-- Begin Data in this exercise --
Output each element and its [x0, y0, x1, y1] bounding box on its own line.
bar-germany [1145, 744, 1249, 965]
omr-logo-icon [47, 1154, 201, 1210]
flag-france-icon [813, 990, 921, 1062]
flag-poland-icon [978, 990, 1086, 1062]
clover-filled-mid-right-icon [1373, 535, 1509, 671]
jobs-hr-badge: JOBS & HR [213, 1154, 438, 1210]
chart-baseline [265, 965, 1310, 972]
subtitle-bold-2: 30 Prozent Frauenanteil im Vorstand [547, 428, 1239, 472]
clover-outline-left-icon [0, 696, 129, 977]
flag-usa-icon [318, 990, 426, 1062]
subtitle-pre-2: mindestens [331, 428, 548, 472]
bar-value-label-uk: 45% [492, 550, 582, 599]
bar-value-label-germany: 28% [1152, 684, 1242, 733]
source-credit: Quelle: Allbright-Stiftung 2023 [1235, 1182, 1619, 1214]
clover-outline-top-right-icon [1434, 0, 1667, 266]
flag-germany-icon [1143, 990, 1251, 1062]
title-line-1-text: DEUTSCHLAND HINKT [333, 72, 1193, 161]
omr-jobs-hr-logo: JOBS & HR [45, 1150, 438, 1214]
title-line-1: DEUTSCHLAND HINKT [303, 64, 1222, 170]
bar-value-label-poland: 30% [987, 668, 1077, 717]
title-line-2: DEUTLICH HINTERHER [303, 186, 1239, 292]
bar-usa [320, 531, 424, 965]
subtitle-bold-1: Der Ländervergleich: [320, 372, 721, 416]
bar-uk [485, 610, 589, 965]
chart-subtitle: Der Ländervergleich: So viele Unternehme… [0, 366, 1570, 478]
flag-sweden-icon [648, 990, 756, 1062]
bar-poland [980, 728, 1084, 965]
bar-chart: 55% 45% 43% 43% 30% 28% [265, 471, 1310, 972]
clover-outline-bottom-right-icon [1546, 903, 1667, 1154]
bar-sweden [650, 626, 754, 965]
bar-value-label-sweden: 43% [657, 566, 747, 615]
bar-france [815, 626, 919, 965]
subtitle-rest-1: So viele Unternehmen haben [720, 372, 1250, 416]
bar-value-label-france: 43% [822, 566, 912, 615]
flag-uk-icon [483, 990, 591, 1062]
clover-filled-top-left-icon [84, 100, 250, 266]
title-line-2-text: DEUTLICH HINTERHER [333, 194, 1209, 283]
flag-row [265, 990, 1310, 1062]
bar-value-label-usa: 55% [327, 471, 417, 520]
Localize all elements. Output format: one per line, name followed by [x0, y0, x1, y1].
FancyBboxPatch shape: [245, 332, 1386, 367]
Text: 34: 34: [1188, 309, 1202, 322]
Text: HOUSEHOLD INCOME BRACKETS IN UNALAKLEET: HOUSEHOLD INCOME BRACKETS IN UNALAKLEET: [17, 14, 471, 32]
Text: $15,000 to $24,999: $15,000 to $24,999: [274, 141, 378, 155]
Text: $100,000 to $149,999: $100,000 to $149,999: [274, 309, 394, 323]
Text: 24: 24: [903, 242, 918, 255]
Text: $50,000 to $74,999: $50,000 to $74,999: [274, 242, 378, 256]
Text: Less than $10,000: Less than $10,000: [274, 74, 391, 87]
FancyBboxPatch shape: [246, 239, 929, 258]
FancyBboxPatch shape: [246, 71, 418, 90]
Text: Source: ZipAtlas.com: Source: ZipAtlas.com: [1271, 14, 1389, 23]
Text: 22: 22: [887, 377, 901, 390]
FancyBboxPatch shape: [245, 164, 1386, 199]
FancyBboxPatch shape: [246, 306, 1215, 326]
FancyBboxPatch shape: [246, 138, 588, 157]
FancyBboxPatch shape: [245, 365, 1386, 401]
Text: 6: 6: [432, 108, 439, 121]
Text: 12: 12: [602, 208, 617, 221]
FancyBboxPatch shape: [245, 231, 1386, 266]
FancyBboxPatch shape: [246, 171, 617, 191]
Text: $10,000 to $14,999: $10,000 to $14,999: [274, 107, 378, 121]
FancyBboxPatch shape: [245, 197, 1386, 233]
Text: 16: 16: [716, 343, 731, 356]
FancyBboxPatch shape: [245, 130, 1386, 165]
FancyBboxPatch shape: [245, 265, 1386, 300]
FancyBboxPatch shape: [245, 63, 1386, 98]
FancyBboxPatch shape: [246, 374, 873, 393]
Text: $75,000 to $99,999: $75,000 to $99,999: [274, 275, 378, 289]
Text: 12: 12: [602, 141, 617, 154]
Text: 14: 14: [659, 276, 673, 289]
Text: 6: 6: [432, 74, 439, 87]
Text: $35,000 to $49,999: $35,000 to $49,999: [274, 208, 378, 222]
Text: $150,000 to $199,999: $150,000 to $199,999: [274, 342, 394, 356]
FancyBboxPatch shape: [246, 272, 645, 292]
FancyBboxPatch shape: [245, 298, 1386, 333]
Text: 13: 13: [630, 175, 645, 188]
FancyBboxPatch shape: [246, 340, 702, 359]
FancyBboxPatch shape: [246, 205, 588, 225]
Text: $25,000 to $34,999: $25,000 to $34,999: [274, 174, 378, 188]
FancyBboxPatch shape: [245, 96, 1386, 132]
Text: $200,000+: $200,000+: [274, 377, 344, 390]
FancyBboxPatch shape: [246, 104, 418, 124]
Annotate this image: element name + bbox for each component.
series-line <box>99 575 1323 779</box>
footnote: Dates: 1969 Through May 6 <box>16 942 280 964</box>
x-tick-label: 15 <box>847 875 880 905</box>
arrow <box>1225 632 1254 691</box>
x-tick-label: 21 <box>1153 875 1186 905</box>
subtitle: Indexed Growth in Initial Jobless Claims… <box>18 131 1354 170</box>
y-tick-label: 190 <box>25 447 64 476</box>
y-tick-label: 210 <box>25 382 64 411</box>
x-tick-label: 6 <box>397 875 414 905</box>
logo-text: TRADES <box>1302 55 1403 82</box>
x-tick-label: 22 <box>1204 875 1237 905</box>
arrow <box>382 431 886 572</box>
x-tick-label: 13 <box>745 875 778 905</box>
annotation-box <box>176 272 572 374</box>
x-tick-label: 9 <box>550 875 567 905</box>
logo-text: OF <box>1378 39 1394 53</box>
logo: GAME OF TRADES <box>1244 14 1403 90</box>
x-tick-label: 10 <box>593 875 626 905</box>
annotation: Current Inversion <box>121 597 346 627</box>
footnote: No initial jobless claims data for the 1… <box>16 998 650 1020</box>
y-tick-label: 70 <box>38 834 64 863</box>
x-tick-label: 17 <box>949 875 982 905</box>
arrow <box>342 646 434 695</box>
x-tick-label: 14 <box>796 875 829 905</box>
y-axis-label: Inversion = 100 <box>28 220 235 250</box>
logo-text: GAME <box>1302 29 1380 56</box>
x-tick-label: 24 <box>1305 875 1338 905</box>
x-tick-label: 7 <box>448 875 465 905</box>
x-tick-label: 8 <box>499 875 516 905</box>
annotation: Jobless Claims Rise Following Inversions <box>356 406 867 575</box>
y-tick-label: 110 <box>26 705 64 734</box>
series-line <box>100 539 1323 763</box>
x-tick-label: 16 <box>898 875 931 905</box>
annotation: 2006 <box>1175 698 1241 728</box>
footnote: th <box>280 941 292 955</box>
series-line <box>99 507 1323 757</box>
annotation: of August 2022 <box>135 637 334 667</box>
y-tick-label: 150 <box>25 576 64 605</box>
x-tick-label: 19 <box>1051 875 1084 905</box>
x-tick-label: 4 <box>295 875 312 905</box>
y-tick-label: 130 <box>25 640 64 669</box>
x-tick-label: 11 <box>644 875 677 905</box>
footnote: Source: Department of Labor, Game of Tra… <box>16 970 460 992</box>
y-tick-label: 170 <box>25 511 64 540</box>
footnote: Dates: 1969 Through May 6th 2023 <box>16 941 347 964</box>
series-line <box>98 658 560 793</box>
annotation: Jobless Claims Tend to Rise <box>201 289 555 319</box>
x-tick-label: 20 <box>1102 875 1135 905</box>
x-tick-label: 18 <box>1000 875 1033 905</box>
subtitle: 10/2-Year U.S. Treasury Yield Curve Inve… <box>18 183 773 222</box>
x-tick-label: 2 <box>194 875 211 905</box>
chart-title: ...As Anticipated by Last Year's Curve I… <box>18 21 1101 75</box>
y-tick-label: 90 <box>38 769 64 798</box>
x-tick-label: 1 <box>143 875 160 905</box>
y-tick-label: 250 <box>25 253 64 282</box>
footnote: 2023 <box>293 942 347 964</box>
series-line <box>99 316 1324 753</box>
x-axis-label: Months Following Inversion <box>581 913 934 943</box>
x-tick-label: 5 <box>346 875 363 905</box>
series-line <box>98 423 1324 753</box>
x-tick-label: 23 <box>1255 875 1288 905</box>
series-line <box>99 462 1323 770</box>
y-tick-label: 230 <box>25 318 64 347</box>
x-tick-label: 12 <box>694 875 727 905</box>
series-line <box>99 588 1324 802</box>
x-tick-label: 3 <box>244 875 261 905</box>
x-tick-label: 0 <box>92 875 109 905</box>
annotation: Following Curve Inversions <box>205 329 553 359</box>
-- End Data in this exercise --
Copy the lines of the material verbatim, starting with its first line and ending with the line that contains "title-line-1: DEUTSCHLAND HINKT", including that line.

Output each element and its [x0, y0, x1, y1] bounding box on its own line.
bar-germany [1145, 744, 1249, 965]
omr-logo-icon [47, 1154, 201, 1210]
flag-france-icon [813, 990, 921, 1062]
flag-poland-icon [978, 990, 1086, 1062]
clover-filled-mid-right-icon [1373, 535, 1509, 671]
jobs-hr-badge: JOBS & HR [213, 1154, 438, 1210]
chart-baseline [265, 965, 1310, 972]
subtitle-bold-2: 30 Prozent Frauenanteil im Vorstand [547, 428, 1239, 472]
clover-outline-left-icon [0, 696, 129, 977]
flag-usa-icon [318, 990, 426, 1062]
subtitle-pre-2: mindestens [331, 428, 548, 472]
bar-value-label-uk: 45% [492, 550, 582, 599]
bar-value-label-germany: 28% [1152, 684, 1242, 733]
source-credit: Quelle: Allbright-Stiftung 2023 [1235, 1182, 1619, 1214]
clover-outline-top-right-icon [1434, 0, 1667, 266]
flag-germany-icon [1143, 990, 1251, 1062]
title-line-1-text: DEUTSCHLAND HINKT [333, 72, 1193, 161]
omr-jobs-hr-logo: JOBS & HR [45, 1150, 438, 1214]
title-line-1: DEUTSCHLAND HINKT [303, 64, 1222, 170]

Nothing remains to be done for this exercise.